* Passage *
------------------------------------------------

In a subgroup with a high score on the Adolescent Depression Rating Scale at age 19 and 14, the medial orbitofrontal cortex activations had reduced sensitivity to the different reward conditions; and the lateral orbitofrontal cortex activation showed high activation to the No-Win (i.e., Non-reward) condition⁹⁶. These new findings provide support for the hypothesis that those with symptoms of depression have increased sensitivity to non-reward in the lateral orbitofrontal cortex, and decreased sensitivity for differences in reward of the medial orbitofrontal cortex. Moreover, these differences are evident at an age as early as 14 years old⁹⁶. This increase in Non-reward sensitivity of the lateral orbitofrontal cortex in depression, and decreased Reward sensitivity of the medial orbitofrontal cortex, may act together with the altered functional connectivity of these regions just described, to make some individuals susceptible to depression¹¹.

It is hypothesized that as part of the process of evolution, variation of the sensitivity of individuals to specific types of Reward and Non-Reward may be present². Individuals with high sensitivity to Non-Reward may be susceptible to depression, and individuals with low sensitivity to Non-Reward may be impulsive because they are little affected by non-reward^2,12. Individuals with high sensitivity to Reward may be sensation-seekers (with increased functional connectivity of the medial orbitofrontal cortex, and for that reason also impulsive¹²⁰), and individuals with low sensitivity to Reward may have reduced goal-seeking behavior and reduced motivation^2,12. These types of natural variation may be important foundations for different types of personality^2,121 and may relate to why some individuals are more susceptible to depression.

------------------------------------------------

* Extracted material *
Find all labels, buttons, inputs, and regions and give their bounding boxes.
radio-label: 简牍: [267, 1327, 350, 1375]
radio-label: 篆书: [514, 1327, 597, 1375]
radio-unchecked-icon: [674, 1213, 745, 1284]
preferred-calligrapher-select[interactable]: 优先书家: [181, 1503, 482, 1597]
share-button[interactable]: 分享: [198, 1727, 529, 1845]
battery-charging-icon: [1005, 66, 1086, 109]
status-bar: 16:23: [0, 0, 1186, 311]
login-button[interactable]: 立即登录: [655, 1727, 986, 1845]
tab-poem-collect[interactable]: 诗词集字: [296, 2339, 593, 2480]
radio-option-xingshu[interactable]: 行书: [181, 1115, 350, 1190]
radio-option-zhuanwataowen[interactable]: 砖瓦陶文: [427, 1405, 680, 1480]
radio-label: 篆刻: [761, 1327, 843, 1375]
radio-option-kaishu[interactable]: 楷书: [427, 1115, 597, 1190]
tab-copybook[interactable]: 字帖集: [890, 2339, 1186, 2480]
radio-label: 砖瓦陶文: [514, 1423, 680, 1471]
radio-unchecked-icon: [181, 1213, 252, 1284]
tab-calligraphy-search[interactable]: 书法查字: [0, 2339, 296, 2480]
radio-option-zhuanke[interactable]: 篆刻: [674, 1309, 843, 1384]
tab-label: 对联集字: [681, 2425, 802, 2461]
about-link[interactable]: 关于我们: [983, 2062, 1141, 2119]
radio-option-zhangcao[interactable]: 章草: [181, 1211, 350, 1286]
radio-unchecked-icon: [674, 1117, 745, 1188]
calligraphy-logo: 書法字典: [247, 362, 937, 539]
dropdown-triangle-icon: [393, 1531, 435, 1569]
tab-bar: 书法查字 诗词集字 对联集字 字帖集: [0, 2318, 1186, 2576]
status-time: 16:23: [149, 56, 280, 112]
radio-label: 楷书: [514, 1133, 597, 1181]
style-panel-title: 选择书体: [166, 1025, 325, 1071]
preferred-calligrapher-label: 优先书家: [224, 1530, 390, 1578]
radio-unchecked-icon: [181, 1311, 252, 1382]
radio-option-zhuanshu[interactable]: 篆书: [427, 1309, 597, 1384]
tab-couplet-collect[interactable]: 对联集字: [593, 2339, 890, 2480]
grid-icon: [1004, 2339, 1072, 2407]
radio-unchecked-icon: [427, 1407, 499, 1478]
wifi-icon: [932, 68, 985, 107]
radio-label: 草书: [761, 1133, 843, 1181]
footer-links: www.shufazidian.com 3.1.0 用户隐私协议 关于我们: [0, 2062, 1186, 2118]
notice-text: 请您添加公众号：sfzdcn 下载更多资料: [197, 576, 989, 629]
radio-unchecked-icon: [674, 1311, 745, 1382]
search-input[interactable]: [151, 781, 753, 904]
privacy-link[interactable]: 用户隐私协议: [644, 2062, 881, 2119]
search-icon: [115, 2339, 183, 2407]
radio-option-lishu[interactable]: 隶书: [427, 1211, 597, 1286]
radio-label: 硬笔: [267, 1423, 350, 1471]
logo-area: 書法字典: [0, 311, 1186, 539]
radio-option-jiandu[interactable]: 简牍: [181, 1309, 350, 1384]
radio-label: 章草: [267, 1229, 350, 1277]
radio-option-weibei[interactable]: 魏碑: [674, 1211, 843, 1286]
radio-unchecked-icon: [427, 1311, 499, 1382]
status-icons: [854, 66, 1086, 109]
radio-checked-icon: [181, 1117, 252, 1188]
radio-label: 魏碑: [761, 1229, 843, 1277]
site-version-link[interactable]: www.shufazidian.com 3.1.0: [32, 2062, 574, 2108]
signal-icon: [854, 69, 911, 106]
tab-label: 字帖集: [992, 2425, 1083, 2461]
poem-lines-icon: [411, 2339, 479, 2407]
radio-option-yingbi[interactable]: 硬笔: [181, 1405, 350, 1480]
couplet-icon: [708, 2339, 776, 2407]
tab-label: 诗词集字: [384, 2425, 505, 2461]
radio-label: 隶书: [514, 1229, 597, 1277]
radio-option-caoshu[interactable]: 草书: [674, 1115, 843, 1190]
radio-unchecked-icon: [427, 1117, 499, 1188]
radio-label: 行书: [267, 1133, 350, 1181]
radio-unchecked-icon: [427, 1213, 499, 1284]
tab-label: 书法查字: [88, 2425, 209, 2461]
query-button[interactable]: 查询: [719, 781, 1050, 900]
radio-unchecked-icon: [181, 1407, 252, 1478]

------------------------------------------------

* List of tasks *
1. According to the passage on depression and the orbitofrontal cortex, why might people with low sensitivity to non-reward be impulsive? Answer in one to three sentences.
2. In the passage on depression and the orbitofrontal cortex, retype everything from "It is hypothesized" down to "susceptible to depression.".
3. Write what comes next in the passage on depression and the orbitofrontal cortex, picking up after its final sentence.

* Answers by task *
1. Non-reward has little effect on them, so they may be impulsive.

2.
It is hypothesized that as part of the process of evolution, variation of the sensitivity of individuals to specific types of Reward and Non-Reward may be present². Individuals with high sensitivity to Non-Reward may be susceptible to depression, and individuals with low sensitivity to Non-Reward may be impulsive because they are little affected by non-reward^2,12. Individuals with high sensitivity to Reward may be sensation-seekers (with increased functional connectivity of the medial orbitofrontal cortex, and for that reason also impulsive¹²⁰), and individuals with low sensitivity to Reward may have reduced goal-seeking behavior and reduced motivation^2,12. These types of natural variation may be important foundations for different types of personality^2,121 and may relate to why some individuals are more susceptible to depression.

3.
Implications for the treatment of depression

One implication of the approaches described here is that the orbitofrontal cortex may be a key brain area to focus on when developing treatments for depression, whether as a marker for the effects of different types of treatment, or possibly for intervention studies^11,12. The orbitofrontal cortex is a key brain region in emotion and provides a foundation it is suggested for understanding some disorders of emotion, including depression^2,11,12. Another implication is that whereas current antidepressant medications reduce the elevated functional connectivity of the non-reward-related lateral orbitofrontal cortex, they do not ameliorate the reduced functional connectivity of the reward-related medial orbitofrontal cortex^11,12,113. That suggests that there is scope for the development of new treatments that normalize the operation of the medial orbitofrontal cortex, and perhaps treat especially symptoms such as the anhedonia of depression. Another implication is that the orbitofrontal cortex may be a key brain area for electrical brain stimulation reward that may alleviate depressed mood¹¹. Another implication is that especially on the right, the lateral orbitofrontal cortex non-reward system implicated in depression extends around the inferior convexity to the right inferior frontal gyrus that is part of the lateral orbitofrontal cortex area 12^{11,94,113,114}, and this extended lateral orbitofrontal cortex region should be considered. Another implication is that by better understanding depression in relation to differences in reward and non-reward systems in the brain related to emotion, and how these relate to the rational (reasoning) systems in our brains^2,122,123, purely cognitive ways of ameliorating depression and reducing sad rumination can be encouraged¹².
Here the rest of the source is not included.